▸ TASK OBJECTIVE:
Locate and copy each line in the data that contains the word "accent".

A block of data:
····················
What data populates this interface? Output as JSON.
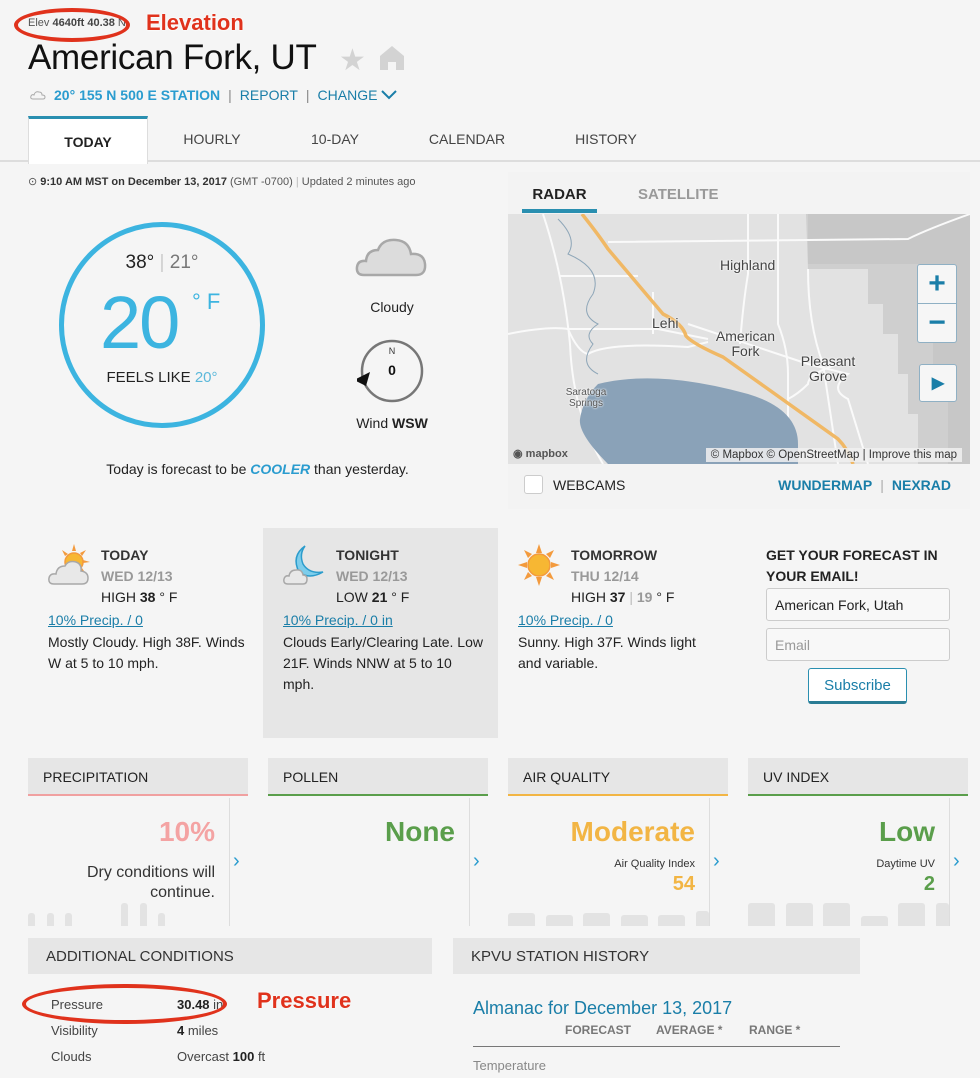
{
  "header": {
    "elevation_label": "Elev",
    "elevation_value": "4640ft",
    "latitude_fragment": "40.38",
    "latitude_trailing": "N,",
    "elevation_annotation": "Elevation",
    "city": "American Fork, UT",
    "favorite_icon": "star-icon",
    "home_icon": "home-icon",
    "station_temp": "20°",
    "station_name": "155 N 500 E STATION",
    "report_label": "REPORT",
    "change_label": "CHANGE",
    "separator": "|"
  },
  "tabs": [
    {
      "label": "TODAY",
      "active": true
    },
    {
      "label": "HOURLY",
      "active": false
    },
    {
      "label": "10-DAY",
      "active": false
    },
    {
      "label": "CALENDAR",
      "active": false
    },
    {
      "label": "HISTORY",
      "active": false
    }
  ],
  "timestamp": {
    "time": "9:10 AM MST on December 13, 2017",
    "zone": "(GMT -0700)",
    "separator": "|",
    "updated": "Updated 2 minutes ago"
  },
  "current": {
    "high": "38°",
    "low": "21°",
    "pipe": "|",
    "temp": "20",
    "unit": "° F",
    "feels_like_label": "FEELS LIKE",
    "feels_like_value": "20°",
    "condition": "Cloudy",
    "wind_compass_n": "N",
    "wind_speed": "0",
    "wind_label": "Wind",
    "wind_dir": "WSW",
    "compare_prefix": "Today is forecast to be",
    "compare_word": "COOLER",
    "compare_suffix": "than yesterday."
  },
  "radar": {
    "tabs": [
      {
        "label": "RADAR",
        "active": true
      },
      {
        "label": "SATELLITE",
        "active": false
      }
    ],
    "places": [
      {
        "name": "Highland"
      },
      {
        "name": "Lehi"
      },
      {
        "name": "American Fork"
      },
      {
        "name": "Pleasant Grove"
      },
      {
        "name": "Saratoga Springs"
      }
    ],
    "zoom_in": "+",
    "zoom_out": "−",
    "play": "▶",
    "mapbox_logo": "mapbox",
    "attribution": "© Mapbox © OpenStreetMap | Improve this map",
    "webcams_label": "WEBCAMS",
    "wundermap_label": "WUNDERMAP",
    "nexrad_label": "NEXRAD",
    "separator": "|"
  },
  "forecast": [
    {
      "period": "TODAY",
      "date": "WED 12/13",
      "temp_label": "HIGH",
      "temp": "38",
      "low": "",
      "unit": "° F",
      "precip": "10% Precip. / 0",
      "desc": "Mostly Cloudy. High 38F. Winds W at 5 to 10 mph.",
      "icon": "partly-cloudy-icon"
    },
    {
      "period": "TONIGHT",
      "date": "WED 12/13",
      "temp_label": "LOW",
      "temp": "21",
      "low": "",
      "unit": "° F",
      "precip": "10% Precip. / 0 in",
      "desc": "Clouds Early/Clearing Late. Low 21F. Winds NNW at 5 to 10 mph.",
      "icon": "moon-cloud-icon"
    },
    {
      "period": "TOMORROW",
      "date": "THU 12/14",
      "temp_label": "HIGH",
      "temp": "37",
      "low": "19",
      "unit": "° F",
      "precip": "10% Precip. / 0",
      "desc": "Sunny. High 37F. Winds light and variable.",
      "icon": "sun-icon"
    }
  ],
  "email": {
    "title": "GET YOUR FORECAST IN YOUR EMAIL!",
    "location_value": "American Fork, Utah",
    "email_placeholder": "Email",
    "subscribe_label": "Subscribe"
  },
  "modules": [
    {
      "title": "PRECIPITATION",
      "value": "10%",
      "sub": "Dry conditions will continue.",
      "accent": "#f0a0a0"
    },
    {
      "title": "POLLEN",
      "value": "None",
      "sub": "",
      "accent": "#5a9e4b"
    },
    {
      "title": "AIR QUALITY",
      "value": "Moderate",
      "sub_label": "Air Quality Index",
      "sub_value": "54",
      "accent": "#f2b544"
    },
    {
      "title": "UV INDEX",
      "value": "Low",
      "sub_label": "Daytime UV",
      "sub_value": "2",
      "accent": "#5a9e4b"
    }
  ],
  "additional": {
    "title": "ADDITIONAL CONDITIONS",
    "rows": [
      {
        "label": "Pressure",
        "value_bold": "30.48",
        "value_rest": " in"
      },
      {
        "label": "Visibility",
        "value_bold": "4",
        "value_rest": " miles"
      },
      {
        "label": "Clouds",
        "value_pre": "Overcast ",
        "value_bold": "100",
        "value_rest": " ft"
      }
    ],
    "pressure_annotation": "Pressure"
  },
  "history": {
    "title": "KPVU STATION HISTORY",
    "almanac_title": "Almanac for December 13, 2017",
    "columns": [
      "FORECAST",
      "AVERAGE *",
      "RANGE *"
    ],
    "first_row": "Temperature"
  }
}
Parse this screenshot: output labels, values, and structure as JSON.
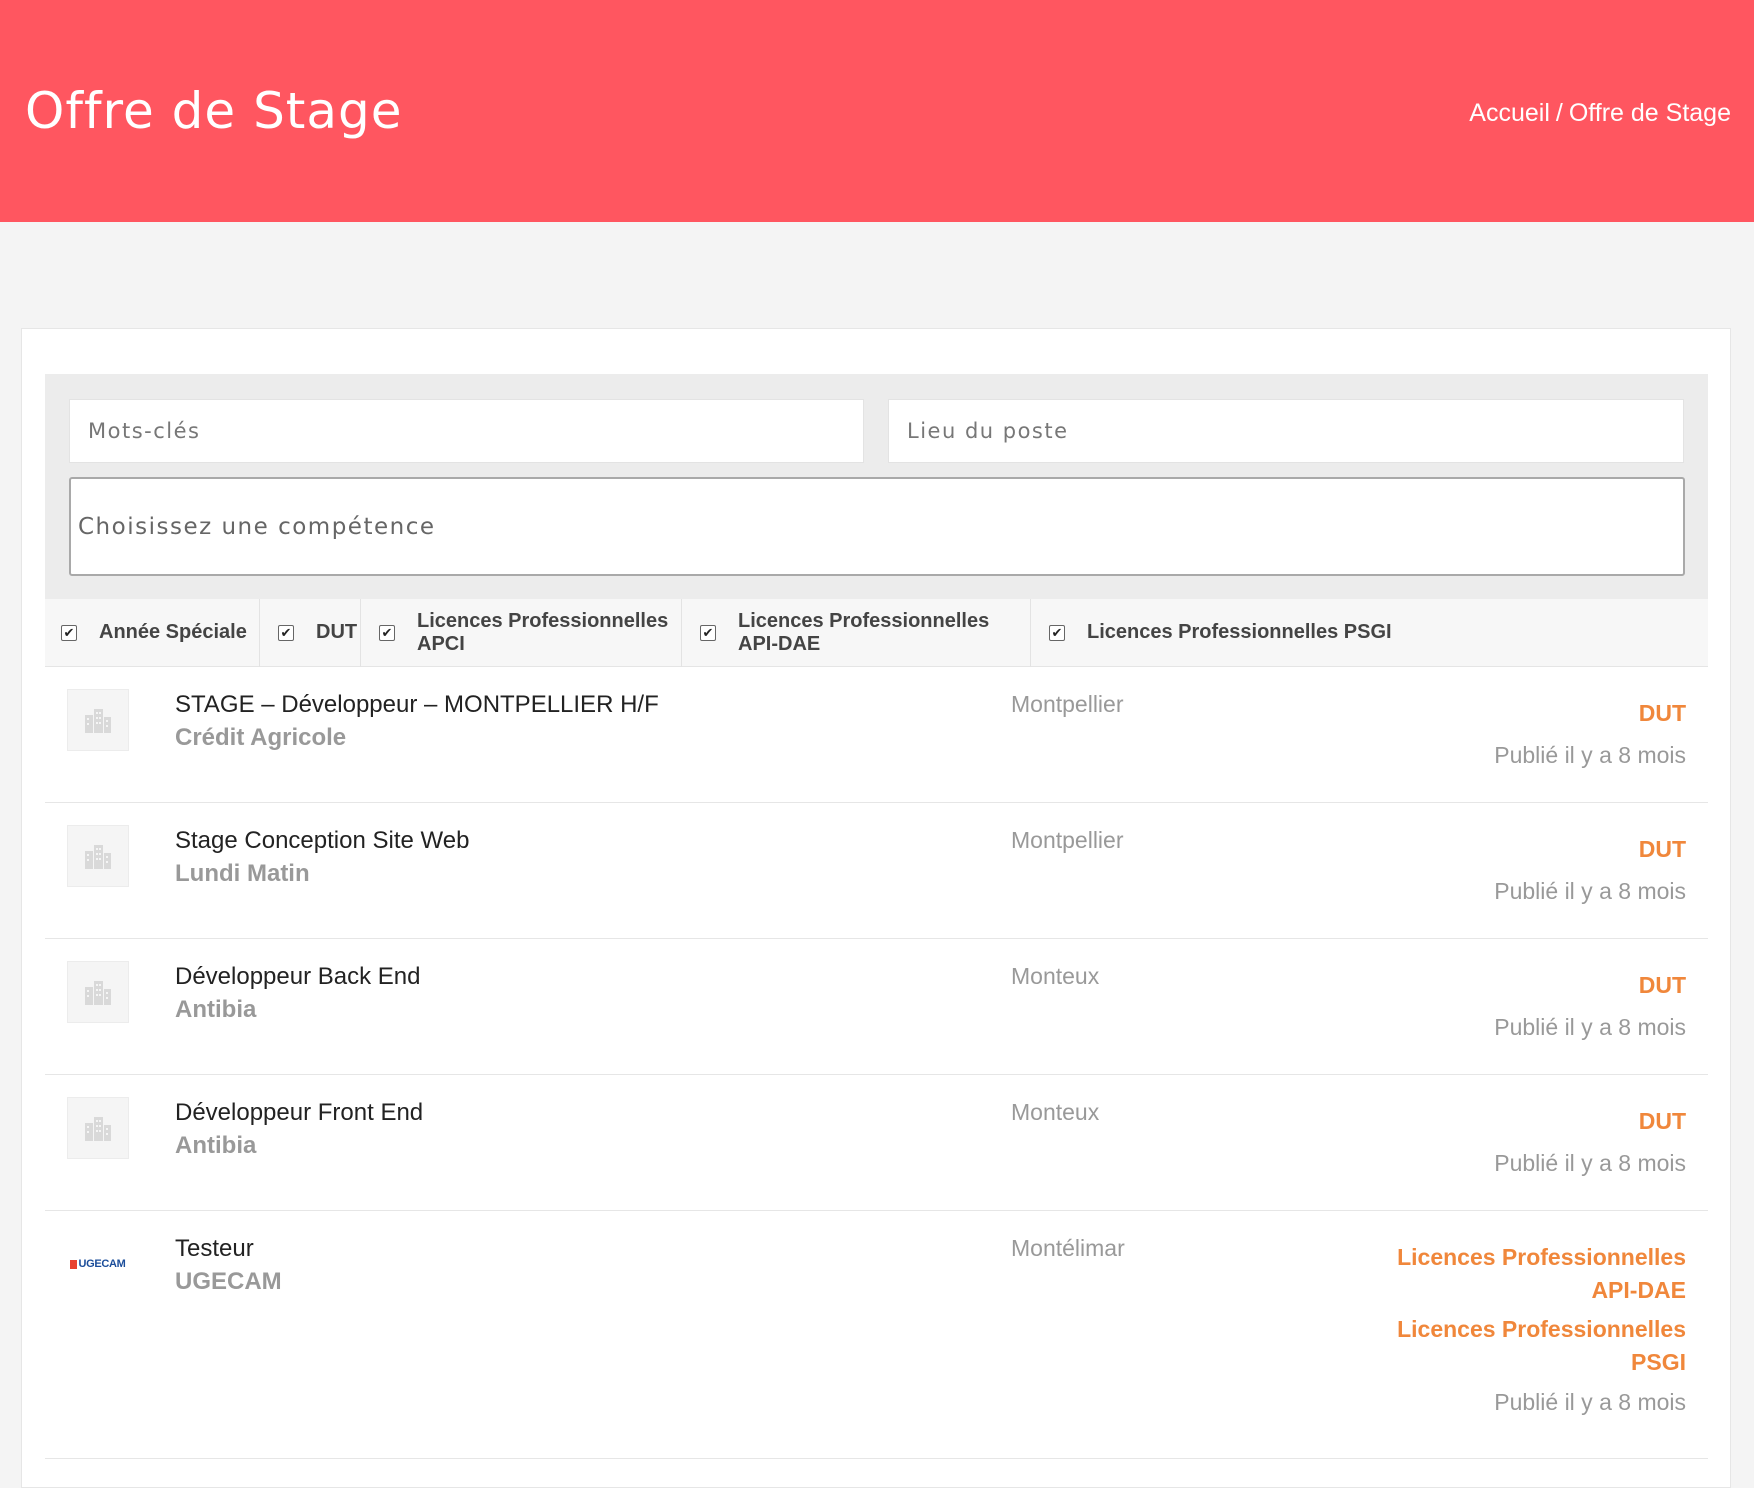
····················
▸ TASK RESPONSE:
      "accent": "#f0a0a0"
      "accent": "#5a9e4b"
      "accent": "#f2b544"
      "accent": "#5a9e4b"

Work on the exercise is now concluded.